- Exercise brief:
Write the material out again in full, word for word. Do not include the pictures.

- Material supplied:

** Start **

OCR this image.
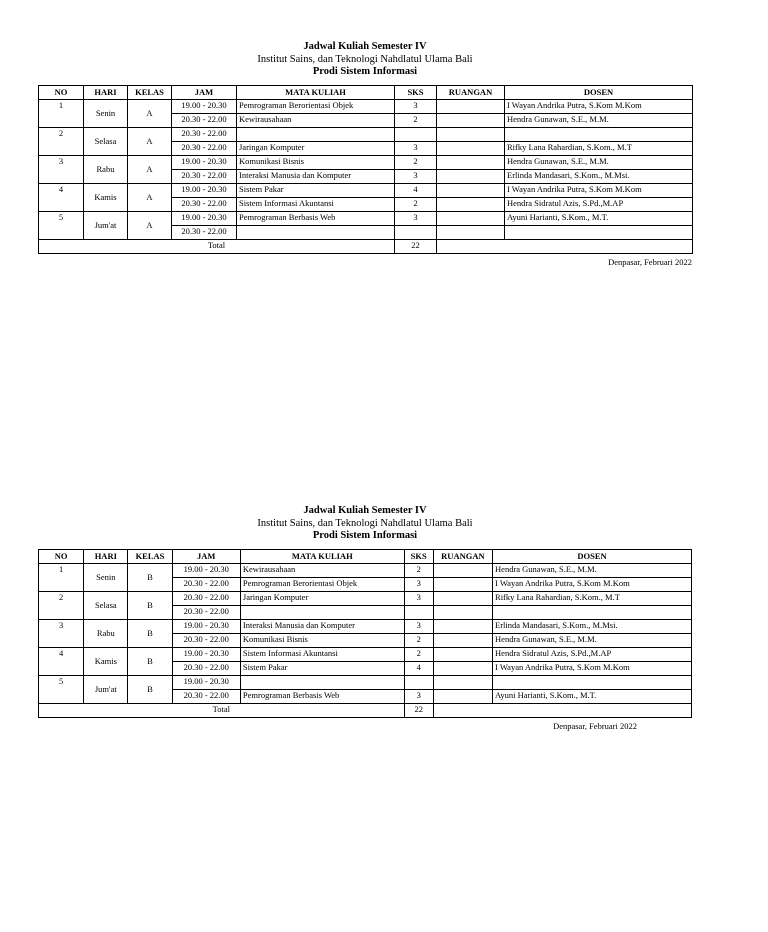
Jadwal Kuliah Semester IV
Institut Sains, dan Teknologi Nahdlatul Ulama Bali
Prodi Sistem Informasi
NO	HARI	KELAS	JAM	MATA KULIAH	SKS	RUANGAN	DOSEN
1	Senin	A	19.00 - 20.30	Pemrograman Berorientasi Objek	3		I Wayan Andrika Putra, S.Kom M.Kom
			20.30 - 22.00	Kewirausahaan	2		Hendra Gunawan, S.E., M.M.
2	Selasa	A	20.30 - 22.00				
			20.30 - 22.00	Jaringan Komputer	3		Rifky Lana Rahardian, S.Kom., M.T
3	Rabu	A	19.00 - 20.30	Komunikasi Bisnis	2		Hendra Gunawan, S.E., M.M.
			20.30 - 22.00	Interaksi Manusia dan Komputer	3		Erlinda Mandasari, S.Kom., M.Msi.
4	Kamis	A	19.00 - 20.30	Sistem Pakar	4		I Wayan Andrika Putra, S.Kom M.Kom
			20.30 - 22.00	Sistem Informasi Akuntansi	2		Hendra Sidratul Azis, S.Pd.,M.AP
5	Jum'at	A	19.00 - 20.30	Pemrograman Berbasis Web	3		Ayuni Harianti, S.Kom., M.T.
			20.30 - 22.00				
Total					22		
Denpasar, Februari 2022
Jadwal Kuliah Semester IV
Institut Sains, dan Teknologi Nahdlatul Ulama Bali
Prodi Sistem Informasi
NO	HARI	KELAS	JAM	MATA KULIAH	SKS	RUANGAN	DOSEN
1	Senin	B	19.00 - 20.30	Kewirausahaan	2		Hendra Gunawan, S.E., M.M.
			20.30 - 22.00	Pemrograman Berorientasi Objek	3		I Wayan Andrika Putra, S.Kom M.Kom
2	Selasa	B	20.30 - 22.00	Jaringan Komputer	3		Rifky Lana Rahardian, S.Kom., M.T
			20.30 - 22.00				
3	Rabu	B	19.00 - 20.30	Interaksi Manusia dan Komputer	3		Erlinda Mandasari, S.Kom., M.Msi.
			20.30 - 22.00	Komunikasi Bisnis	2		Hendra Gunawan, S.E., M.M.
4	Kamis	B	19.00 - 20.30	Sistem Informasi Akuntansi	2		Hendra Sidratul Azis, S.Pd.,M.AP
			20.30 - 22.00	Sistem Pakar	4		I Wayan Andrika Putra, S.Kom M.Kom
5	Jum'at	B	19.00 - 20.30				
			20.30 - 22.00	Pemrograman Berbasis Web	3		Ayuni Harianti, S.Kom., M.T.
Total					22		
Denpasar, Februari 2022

** End **

- Result for this task:
OCR this image.
Jadwal Kuliah Semester IV
Institut Sains, dan Teknologi Nahdlatul Ulama Bali
Prodi Sistem Informasi
NO	HARI	KELAS	JAM	MATA KULIAH	SKS	RUANGAN	DOSEN
1	Senin	A	19.00 - 20.30	Pemrograman Berorientasi Objek	3		I Wayan Andrika Putra, S.Kom M.Kom
			20.30 - 22.00	Kewirausahaan	2		Hendra Gunawan, S.E., M.M.
2	Selasa	A	20.30 - 22.00				
			20.30 - 22.00	Jaringan Komputer	3		Rifky Lana Rahardian, S.Kom., M.T
3	Rabu	A	19.00 - 20.30	Komunikasi Bisnis	2		Hendra Gunawan, S.E., M.M.
			20.30 - 22.00	Interaksi Manusia dan Komputer	3		Erlinda Mandasari, S.Kom., M.Msi.
4	Kamis	A	19.00 - 20.30	Sistem Pakar	4		I Wayan Andrika Putra, S.Kom M.Kom
			20.30 - 22.00	Sistem Informasi Akuntansi	2		Hendra Sidratul Azis, S.Pd.,M.AP
5	Jum'at	A	19.00 - 20.30	Pemrograman Berbasis Web	3		Ayuni Harianti, S.Kom., M.T.
			20.30 - 22.00				
Total					22		
Denpasar, Februari 2022
Jadwal Kuliah Semester IV
Institut Sains, dan Teknologi Nahdlatul Ulama Bali
Prodi Sistem Informasi
NO	HARI	KELAS	JAM	MATA KULIAH	SKS	RUANGAN	DOSEN
1	Senin	B	19.00 - 20.30	Kewirausahaan	2		Hendra Gunawan, S.E., M.M.
			20.30 - 22.00	Pemrograman Berorientasi Objek	3		I Wayan Andrika Putra, S.Kom M.Kom
2	Selasa	B	20.30 - 22.00	Jaringan Komputer	3		Rifky Lana Rahardian, S.Kom., M.T
			20.30 - 22.00				
3	Rabu	B	19.00 - 20.30	Interaksi Manusia dan Komputer	3		Erlinda Mandasari, S.Kom., M.Msi.
			20.30 - 22.00	Komunikasi Bisnis	2		Hendra Gunawan, S.E., M.M.
4	Kamis	B	19.00 - 20.30	Sistem Informasi Akuntansi	2		Hendra Sidratul Azis, S.Pd.,M.AP
			20.30 - 22.00	Sistem Pakar	4		I Wayan Andrika Putra, S.Kom M.Kom
5	Jum'at	B	19.00 - 20.30				
			20.30 - 22.00	Pemrograman Berbasis Web	3		Ayuni Harianti, S.Kom., M.T.
Total					22		
Denpasar, Februari 2022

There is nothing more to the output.